SET TASK -
Make an exact copy of the lines below.

[BEGIN TASK INPUTS]

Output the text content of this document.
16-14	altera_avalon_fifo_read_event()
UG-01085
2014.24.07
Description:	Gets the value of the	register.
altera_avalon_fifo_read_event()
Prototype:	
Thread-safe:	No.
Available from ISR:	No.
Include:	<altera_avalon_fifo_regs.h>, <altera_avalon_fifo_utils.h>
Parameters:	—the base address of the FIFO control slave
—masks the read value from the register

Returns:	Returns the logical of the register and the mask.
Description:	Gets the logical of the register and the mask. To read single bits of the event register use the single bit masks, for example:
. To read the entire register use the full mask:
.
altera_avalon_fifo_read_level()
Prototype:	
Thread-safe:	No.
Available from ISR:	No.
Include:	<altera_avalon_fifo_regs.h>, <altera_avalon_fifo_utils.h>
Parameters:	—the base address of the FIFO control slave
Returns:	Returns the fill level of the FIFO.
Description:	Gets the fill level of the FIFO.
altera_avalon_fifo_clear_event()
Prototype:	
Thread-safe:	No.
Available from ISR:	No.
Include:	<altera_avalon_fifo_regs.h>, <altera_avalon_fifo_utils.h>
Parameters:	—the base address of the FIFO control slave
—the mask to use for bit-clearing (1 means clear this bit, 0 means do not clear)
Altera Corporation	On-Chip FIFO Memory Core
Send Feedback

[END TASK INPUTS]

SOLUTION TO THIS EXERCISE -
Output the text content of this document.
16-14	altera_avalon_fifo_read_event()
UG-01085
2014.24.07
Description:	Gets the value of the	register.
altera_avalon_fifo_read_event()
Prototype:	
Thread-safe:	No.
Available from ISR:	No.
Include:	<altera_avalon_fifo_regs.h>, <altera_avalon_fifo_utils.h>
Parameters:	—the base address of the FIFO control slave
—masks the read value from the register

Returns:	Returns the logical of the register and the mask.
Description:	Gets the logical of the register and the mask. To read single bits of the event register use the single bit masks, for example:
. To read the entire register use the full mask:
.
altera_avalon_fifo_read_level()
Prototype:	
Thread-safe:	No.
Available from ISR:	No.
Include:	<altera_avalon_fifo_regs.h>, <altera_avalon_fifo_utils.h>
Parameters:	—the base address of the FIFO control slave
Returns:	Returns the fill level of the FIFO.
Description:	Gets the fill level of the FIFO.
altera_avalon_fifo_clear_event()
Prototype:	
Thread-safe:	No.
Available from ISR:	No.
Include:	<altera_avalon_fifo_regs.h>, <altera_avalon_fifo_utils.h>
Parameters:	—the base address of the FIFO control slave
—the mask to use for bit-clearing (1 means clear this bit, 0 means do not clear)
Altera Corporation	On-Chip FIFO Memory Core
Send Feedback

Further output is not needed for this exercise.